(Saved data entries)
○ ○ ○ ○ ○ ○ ○
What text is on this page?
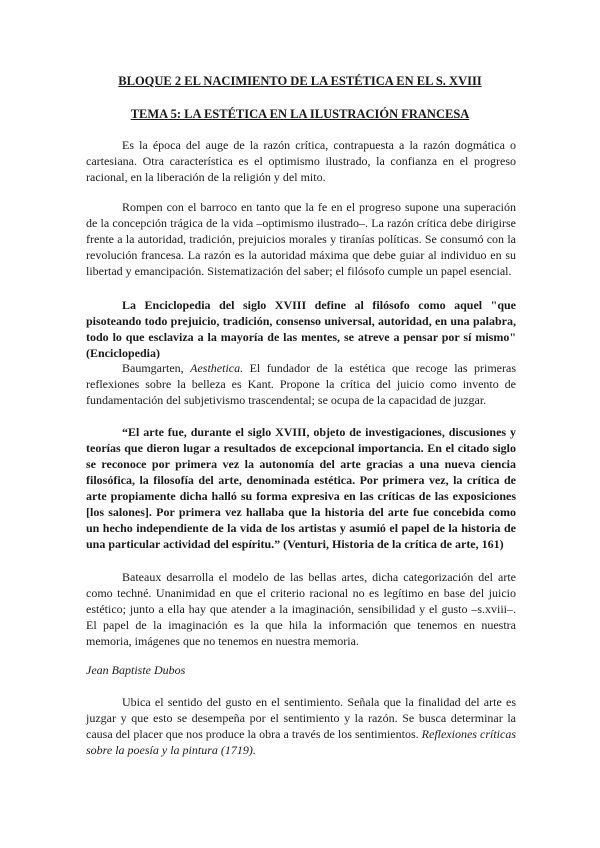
BLOQUE 2 EL NACIMIENTO DE LA ESTÉTICA EN EL S. XVIII
TEMA 5: LA ESTÉTICA EN LA ILUSTRACIÓN FRANCESA
Es la época del auge de la razón crítica, contrapuesta a la razón dogmática o cartesiana. Otra característica es el optimismo ilustrado, la confianza en el progreso racional, en la liberación de la religión y del mito.
Rompen con el barroco en tanto que la fe en el progreso supone una superación de la concepción trágica de la vida –optimismo ilustrado–. La razón crítica debe dirigirse frente a la autoridad, tradición, prejuicios morales y tiranías políticas. Se consumó con la revolución francesa. La razón es la autoridad máxima que debe guiar al individuo en su libertad y emancipación. Sistematización del saber; el filósofo cumple un papel esencial.
La Enciclopedia del siglo XVIII define al filósofo como aquel "que pisoteando todo prejuicio, tradición, consenso universal, autoridad, en una palabra, todo lo que esclaviza a la mayoría de las mentes, se atreve a pensar por sí mismo" (Enciclopedia)
Baumgarten, Aesthetica. El fundador de la estética que recoge las primeras reflexiones sobre la belleza es Kant. Propone la crítica del juicio como invento de fundamentación del subjetivismo trascendental; se ocupa de la capacidad de juzgar.
“El arte fue, durante el siglo XVIII, objeto de investigaciones, discusiones y teorías que dieron lugar a resultados de excepcional importancia. En el citado siglo se reconoce por primera vez la autonomía del arte gracias a una nueva ciencia filosófica, la filosofía del arte, denominada estética. Por primera vez, la crítica de arte propiamente dicha halló su forma expresiva en las críticas de las exposiciones [los salones]. Por primera vez hallaba que la historia del arte fue concebida como un hecho independiente de la vida de los artistas y asumió el papel de la historia de una particular actividad del espíritu.” (Venturi, Historia de la crítica de arte, 161)
Bateaux desarrolla el modelo de las bellas artes, dicha categorización del arte como techné. Unanimidad en que el criterio racional no es legítimo en base del juicio estético; junto a ella hay que atender a la imaginación, sensibilidad y el gusto –s.xviii–. El papel de la imaginación es la que hila la información que tenemos en nuestra memoria, imágenes que no tenemos en nuestra memoria.
Jean Baptiste Dubos
Ubica el sentido del gusto en el sentimiento. Señala que la finalidad del arte es juzgar y que esto se desempeña por el sentimiento y la razón. Se busca determinar la causa del placer que nos produce la obra a través de los sentimientos. Reflexiones críticas sobre la poesía y la pintura (1719).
○ ○ ○ ○ ○ ○ ○
● **Aim of the task**:
Omit the pictures, then set down all the remaining data exactly as given.

● **Solution below**:
What text is on this page?
BLOQUE 2 EL NACIMIENTO DE LA ESTÉTICA EN EL S. XVIII
TEMA 5: LA ESTÉTICA EN LA ILUSTRACIÓN FRANCESA
Es la época del auge de la razón crítica, contrapuesta a la razón dogmática o cartesiana. Otra característica es el optimismo ilustrado, la confianza en el progreso racional, en la liberación de la religión y del mito.
Rompen con el barroco en tanto que la fe en el progreso supone una superación de la concepción trágica de la vida –optimismo ilustrado–. La razón crítica debe dirigirse frente a la autoridad, tradición, prejuicios morales y tiranías políticas. Se consumó con la revolución francesa. La razón es la autoridad máxima que debe guiar al individuo en su libertad y emancipación. Sistematización del saber; el filósofo cumple un papel esencial.
La Enciclopedia del siglo XVIII define al filósofo como aquel "que pisoteando todo prejuicio, tradición, consenso universal, autoridad, en una palabra, todo lo que esclaviza a la mayoría de las mentes, se atreve a pensar por sí mismo" (Enciclopedia)
Baumgarten, Aesthetica. El fundador de la estética que recoge las primeras reflexiones sobre la belleza es Kant. Propone la crítica del juicio como invento de fundamentación del subjetivismo trascendental; se ocupa de la capacidad de juzgar.
“El arte fue, durante el siglo XVIII, objeto de investigaciones, discusiones y teorías que dieron lugar a resultados de excepcional importancia. En el citado siglo se reconoce por primera vez la autonomía del arte gracias a una nueva ciencia filosófica, la filosofía del arte, denominada estética. Por primera vez, la crítica de arte propiamente dicha halló su forma expresiva en las críticas de las exposiciones [los salones]. Por primera vez hallaba que la historia del arte fue concebida como un hecho independiente de la vida de los artistas y asumió el papel de la historia de una particular actividad del espíritu.” (Venturi, Historia de la crítica de arte, 161)
Bateaux desarrolla el modelo de las bellas artes, dicha categorización del arte como techné. Unanimidad en que el criterio racional no es legítimo en base del juicio estético; junto a ella hay que atender a la imaginación, sensibilidad y el gusto –s.xviii–. El papel de la imaginación es la que hila la información que tenemos en nuestra memoria, imágenes que no tenemos en nuestra memoria.
Jean Baptiste Dubos
Ubica el sentido del gusto en el sentimiento. Señala que la finalidad del arte es juzgar y que esto se desempeña por el sentimiento y la razón. Se busca determinar la causa del placer que nos produce la obra a través de los sentimientos. Reflexiones críticas sobre la poesía y la pintura (1719).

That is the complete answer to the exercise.